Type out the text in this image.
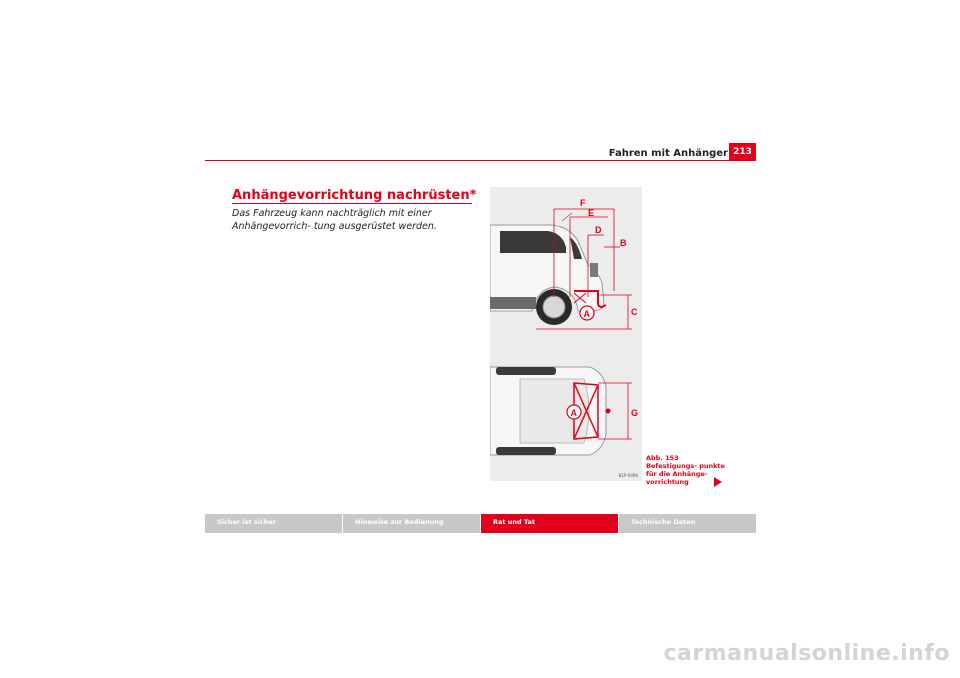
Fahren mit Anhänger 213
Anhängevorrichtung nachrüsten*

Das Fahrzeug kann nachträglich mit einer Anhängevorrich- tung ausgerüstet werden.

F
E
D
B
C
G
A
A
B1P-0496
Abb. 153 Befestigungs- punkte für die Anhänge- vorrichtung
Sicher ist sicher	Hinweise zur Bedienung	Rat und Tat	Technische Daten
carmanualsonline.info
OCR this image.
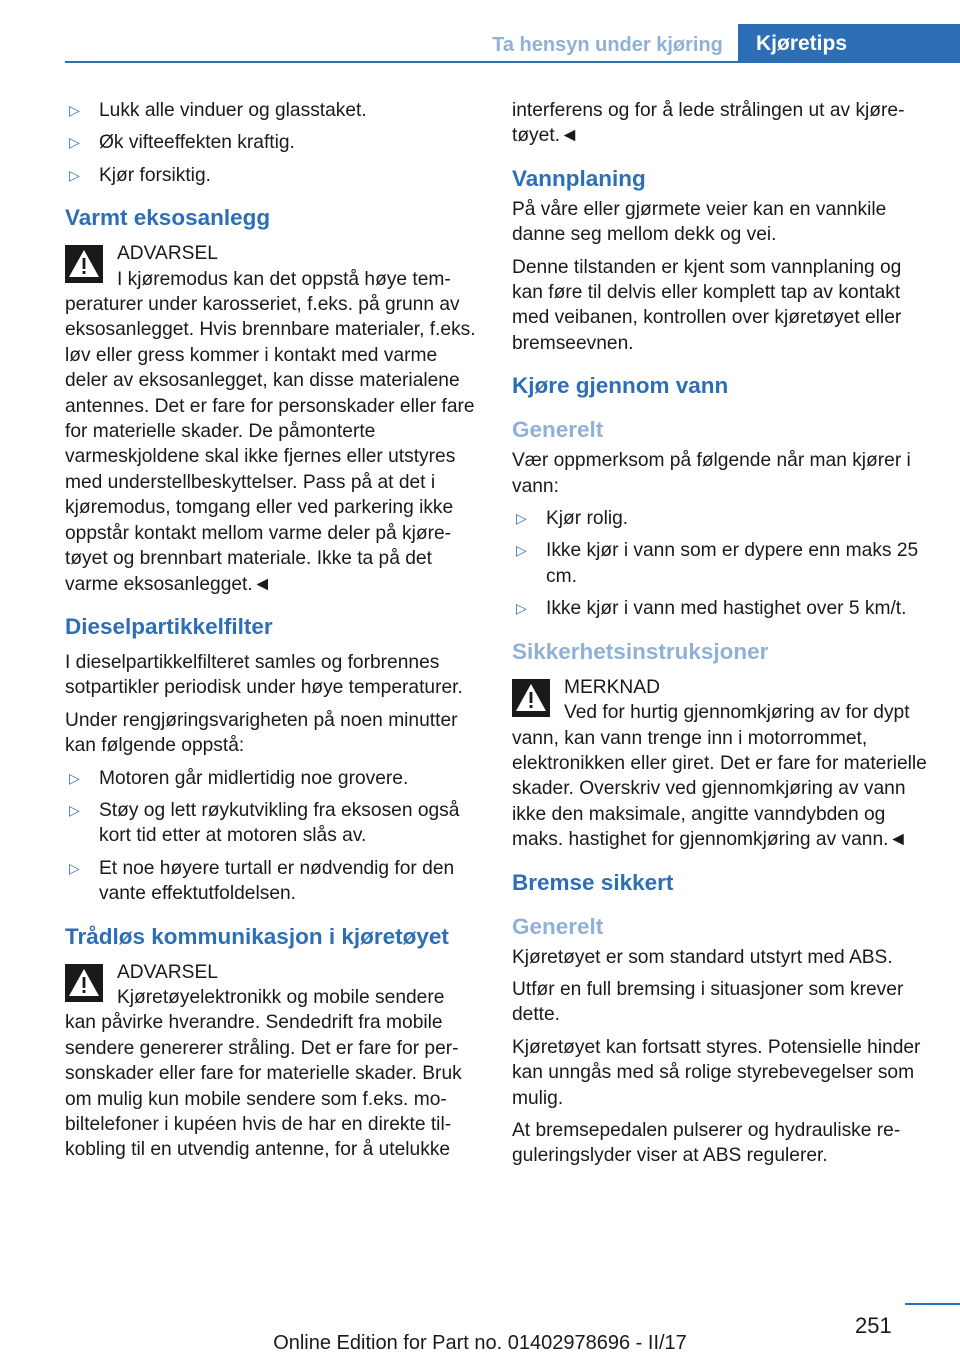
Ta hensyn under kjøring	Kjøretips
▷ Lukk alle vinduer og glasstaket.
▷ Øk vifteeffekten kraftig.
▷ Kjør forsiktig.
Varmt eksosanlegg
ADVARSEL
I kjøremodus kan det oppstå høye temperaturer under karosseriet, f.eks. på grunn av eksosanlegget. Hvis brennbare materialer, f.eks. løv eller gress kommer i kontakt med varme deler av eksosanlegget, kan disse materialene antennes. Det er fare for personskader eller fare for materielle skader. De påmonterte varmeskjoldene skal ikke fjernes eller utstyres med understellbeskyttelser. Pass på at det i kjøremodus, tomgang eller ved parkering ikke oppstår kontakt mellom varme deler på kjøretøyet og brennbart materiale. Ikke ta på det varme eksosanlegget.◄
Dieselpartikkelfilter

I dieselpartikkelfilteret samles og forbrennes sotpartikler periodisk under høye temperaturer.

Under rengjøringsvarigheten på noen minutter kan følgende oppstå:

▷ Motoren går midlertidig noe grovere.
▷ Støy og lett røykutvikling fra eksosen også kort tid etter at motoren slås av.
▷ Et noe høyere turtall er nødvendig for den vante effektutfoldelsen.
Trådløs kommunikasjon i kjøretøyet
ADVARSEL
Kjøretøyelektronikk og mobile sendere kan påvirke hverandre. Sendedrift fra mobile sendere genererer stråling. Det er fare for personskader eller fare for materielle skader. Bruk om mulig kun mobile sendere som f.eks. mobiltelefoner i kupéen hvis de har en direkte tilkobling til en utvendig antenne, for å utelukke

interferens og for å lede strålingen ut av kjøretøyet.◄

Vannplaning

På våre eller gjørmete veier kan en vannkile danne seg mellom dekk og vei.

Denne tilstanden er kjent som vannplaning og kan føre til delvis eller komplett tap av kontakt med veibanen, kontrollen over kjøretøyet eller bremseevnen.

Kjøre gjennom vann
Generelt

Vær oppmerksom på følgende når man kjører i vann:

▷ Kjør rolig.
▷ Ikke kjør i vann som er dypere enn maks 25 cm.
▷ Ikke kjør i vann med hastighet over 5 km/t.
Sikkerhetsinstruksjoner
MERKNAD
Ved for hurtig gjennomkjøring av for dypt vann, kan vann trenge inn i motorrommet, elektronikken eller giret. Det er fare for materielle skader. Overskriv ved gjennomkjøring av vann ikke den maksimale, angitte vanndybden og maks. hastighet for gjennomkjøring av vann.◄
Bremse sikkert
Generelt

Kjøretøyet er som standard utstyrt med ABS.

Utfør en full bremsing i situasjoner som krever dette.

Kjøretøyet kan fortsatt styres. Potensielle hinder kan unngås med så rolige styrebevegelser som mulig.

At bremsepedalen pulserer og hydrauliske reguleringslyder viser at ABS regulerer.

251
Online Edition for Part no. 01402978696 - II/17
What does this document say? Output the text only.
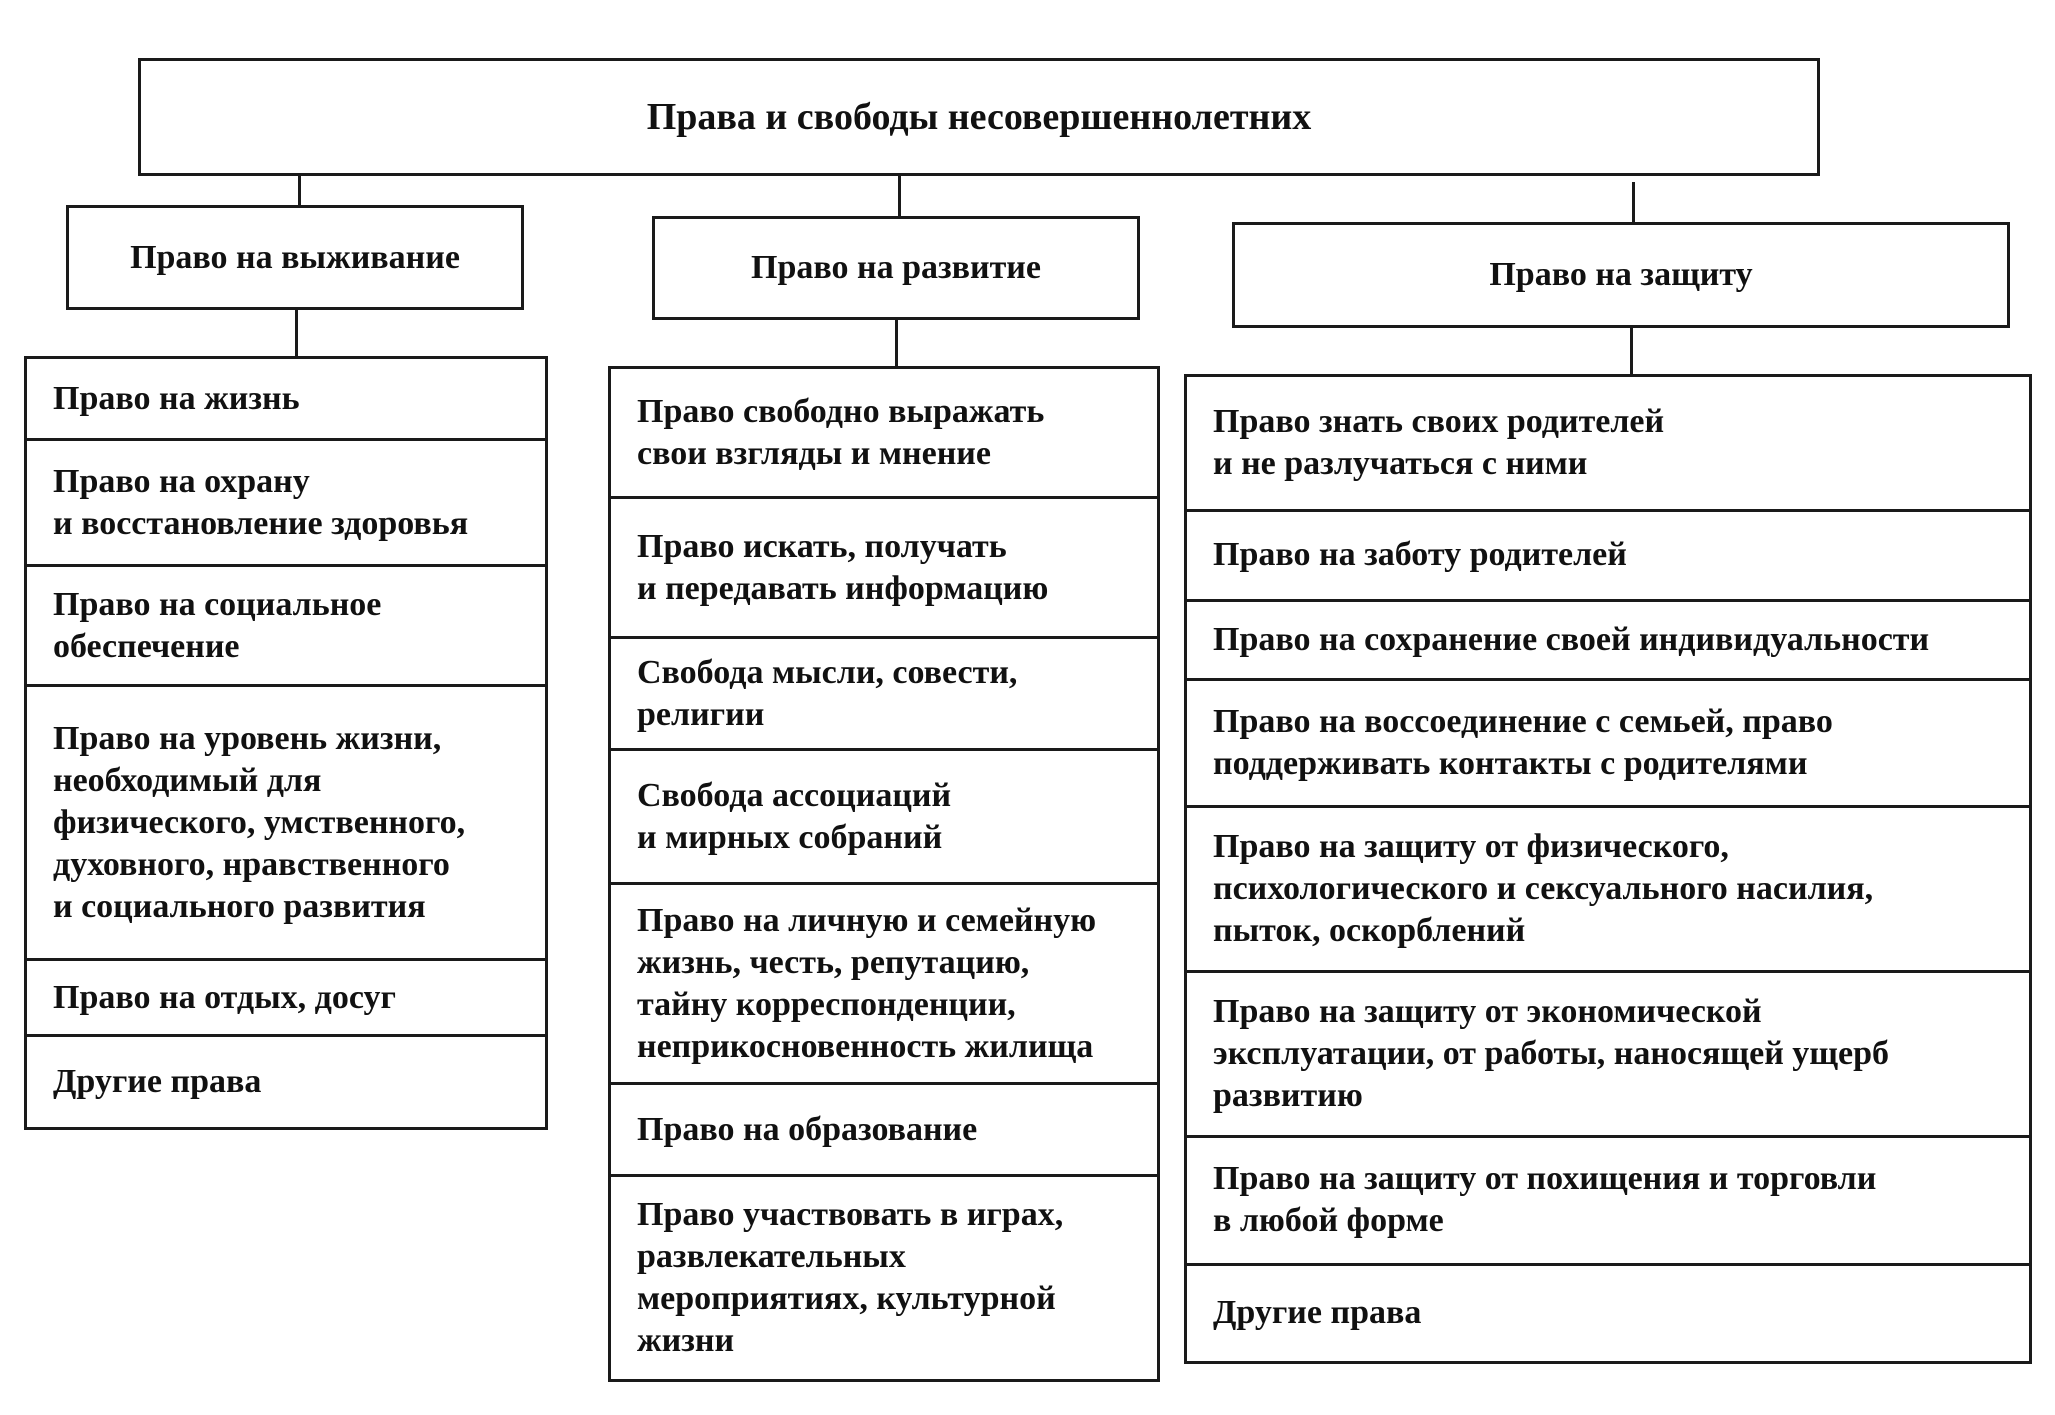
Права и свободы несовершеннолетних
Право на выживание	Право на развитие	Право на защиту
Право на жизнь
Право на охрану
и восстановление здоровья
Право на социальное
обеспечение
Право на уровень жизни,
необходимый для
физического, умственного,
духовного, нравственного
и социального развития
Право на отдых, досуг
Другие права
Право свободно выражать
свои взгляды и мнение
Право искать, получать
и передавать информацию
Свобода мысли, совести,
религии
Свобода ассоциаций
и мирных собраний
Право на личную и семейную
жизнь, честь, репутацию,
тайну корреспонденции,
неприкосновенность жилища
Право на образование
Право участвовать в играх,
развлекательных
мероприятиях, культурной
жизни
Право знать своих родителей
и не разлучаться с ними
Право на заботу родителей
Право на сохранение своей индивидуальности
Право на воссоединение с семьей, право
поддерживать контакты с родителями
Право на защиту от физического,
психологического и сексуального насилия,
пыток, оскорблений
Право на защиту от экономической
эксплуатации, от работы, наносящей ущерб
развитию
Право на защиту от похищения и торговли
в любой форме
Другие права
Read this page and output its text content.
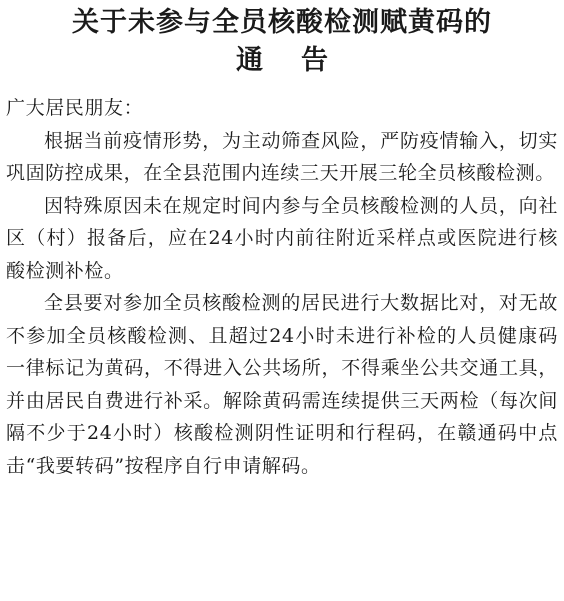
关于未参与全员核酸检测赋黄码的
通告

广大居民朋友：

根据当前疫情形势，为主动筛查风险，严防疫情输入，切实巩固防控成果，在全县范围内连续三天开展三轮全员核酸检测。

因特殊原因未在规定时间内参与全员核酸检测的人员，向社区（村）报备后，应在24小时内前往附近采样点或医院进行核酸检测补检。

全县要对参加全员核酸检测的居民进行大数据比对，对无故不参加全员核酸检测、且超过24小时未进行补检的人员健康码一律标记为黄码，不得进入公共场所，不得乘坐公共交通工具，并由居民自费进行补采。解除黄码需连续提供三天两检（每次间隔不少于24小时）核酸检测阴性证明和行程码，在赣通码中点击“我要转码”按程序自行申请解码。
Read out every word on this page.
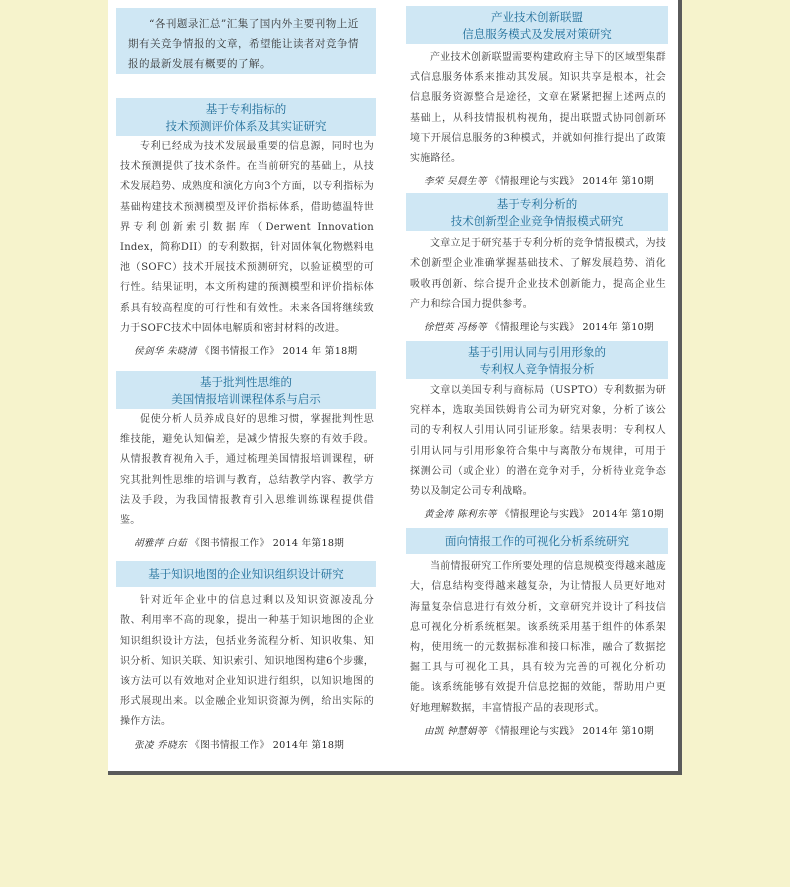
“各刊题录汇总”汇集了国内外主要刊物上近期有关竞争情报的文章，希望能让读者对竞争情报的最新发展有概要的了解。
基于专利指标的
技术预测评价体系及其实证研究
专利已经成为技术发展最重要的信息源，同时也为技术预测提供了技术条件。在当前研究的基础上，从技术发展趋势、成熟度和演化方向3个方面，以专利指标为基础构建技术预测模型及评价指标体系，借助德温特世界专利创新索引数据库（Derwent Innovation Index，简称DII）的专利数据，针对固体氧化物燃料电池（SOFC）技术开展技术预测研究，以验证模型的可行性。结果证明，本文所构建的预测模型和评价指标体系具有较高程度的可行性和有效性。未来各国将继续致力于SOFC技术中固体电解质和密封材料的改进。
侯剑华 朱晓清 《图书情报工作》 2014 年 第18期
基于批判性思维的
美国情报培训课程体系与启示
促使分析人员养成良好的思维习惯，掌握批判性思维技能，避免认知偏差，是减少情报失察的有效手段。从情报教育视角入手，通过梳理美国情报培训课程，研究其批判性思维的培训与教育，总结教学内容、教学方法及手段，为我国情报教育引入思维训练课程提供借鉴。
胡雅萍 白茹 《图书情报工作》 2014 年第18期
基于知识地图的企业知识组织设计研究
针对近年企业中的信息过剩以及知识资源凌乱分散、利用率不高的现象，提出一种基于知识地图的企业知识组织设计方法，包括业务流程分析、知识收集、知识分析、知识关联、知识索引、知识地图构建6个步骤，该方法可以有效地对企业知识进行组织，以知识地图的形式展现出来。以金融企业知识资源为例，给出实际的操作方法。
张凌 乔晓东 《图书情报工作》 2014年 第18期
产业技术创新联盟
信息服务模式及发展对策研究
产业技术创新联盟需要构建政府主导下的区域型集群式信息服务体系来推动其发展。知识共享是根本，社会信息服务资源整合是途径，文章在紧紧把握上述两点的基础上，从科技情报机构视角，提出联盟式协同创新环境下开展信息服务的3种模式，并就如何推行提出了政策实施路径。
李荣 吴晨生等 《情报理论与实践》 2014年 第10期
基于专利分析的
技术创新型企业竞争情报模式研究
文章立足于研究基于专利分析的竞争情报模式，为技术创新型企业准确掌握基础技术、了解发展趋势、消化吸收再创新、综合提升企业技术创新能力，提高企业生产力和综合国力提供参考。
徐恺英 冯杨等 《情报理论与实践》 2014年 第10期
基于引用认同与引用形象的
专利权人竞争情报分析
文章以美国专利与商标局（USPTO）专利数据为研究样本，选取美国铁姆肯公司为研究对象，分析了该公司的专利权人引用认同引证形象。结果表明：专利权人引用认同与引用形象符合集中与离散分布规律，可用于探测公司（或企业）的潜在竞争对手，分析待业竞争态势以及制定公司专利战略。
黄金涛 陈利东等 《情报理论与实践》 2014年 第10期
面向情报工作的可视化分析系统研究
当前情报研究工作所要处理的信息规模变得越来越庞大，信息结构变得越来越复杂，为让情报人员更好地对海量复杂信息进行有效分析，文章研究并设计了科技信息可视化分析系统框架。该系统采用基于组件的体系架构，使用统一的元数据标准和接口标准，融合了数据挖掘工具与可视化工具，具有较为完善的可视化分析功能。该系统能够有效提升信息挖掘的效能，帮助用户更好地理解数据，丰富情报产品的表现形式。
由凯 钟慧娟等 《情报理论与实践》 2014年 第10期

########################################

- EXERCISE REQUIREMENTS
Pick every line with "родителей" in it and copy it.

- COMPLETE RESPONSE
Право знать своих родителей
Право на заботу родителей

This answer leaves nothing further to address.